### Exercise description:
Take every line where the string "Oscar" appears and copy it.

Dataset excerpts
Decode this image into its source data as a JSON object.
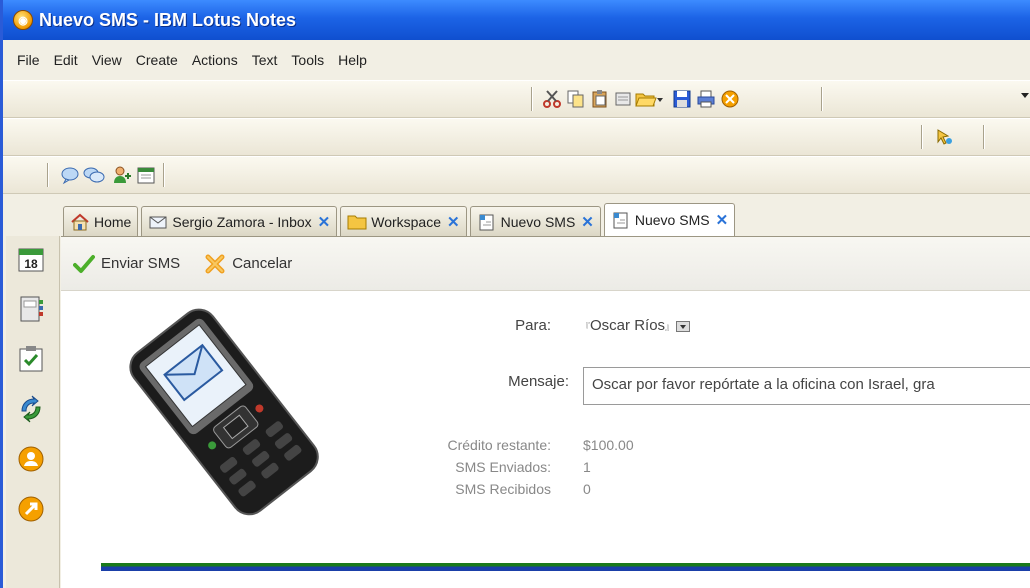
{
  "window": {
    "title": "Nuevo SMS - IBM Lotus Notes"
  },
  "menu": [
    "File",
    "Edit",
    "View",
    "Create",
    "Actions",
    "Text",
    "Tools",
    "Help"
  ],
  "tabs": [
    {
      "label": "Home",
      "icon": "home-icon"
    },
    {
      "label": "Sergio Zamora - Inbox",
      "icon": "inbox-icon"
    },
    {
      "label": "Workspace",
      "icon": "folder-icon"
    },
    {
      "label": "Nuevo SMS",
      "icon": "form-icon"
    },
    {
      "label": "Nuevo SMS",
      "icon": "form-icon",
      "active": true
    }
  ],
  "sidebar": {
    "calendar_day": "18",
    "icons": [
      "calendar-icon",
      "contacts-icon",
      "todo-icon",
      "replicate-icon",
      "people-icon",
      "sametime-icon"
    ]
  },
  "actions": {
    "send": "Enviar SMS",
    "cancel": "Cancelar"
  },
  "form": {
    "to_label": "Para:",
    "to_value": "Oscar Ríos",
    "message_label": "Mensaje:",
    "message_value": "Oscar por favor repórtate a la oficina con Israel, gra",
    "credit_label": "Crédito restante:",
    "credit_value": "$100.00",
    "sent_label": "SMS Enviados:",
    "sent_value": "1",
    "received_label": "SMS Recibidos",
    "received_value": "0"
  },
  "colors": {
    "title_bar": "#1c63e6",
    "footer_green": "#1a7a1a",
    "footer_blue": "#1a3fa8",
    "tab_close": "#2a73d8"
  }
}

### Result for this task:
    "to_value": "Oscar Ríos",
    "message_value": "Oscar por favor repórtate a la oficina con Israel, gra",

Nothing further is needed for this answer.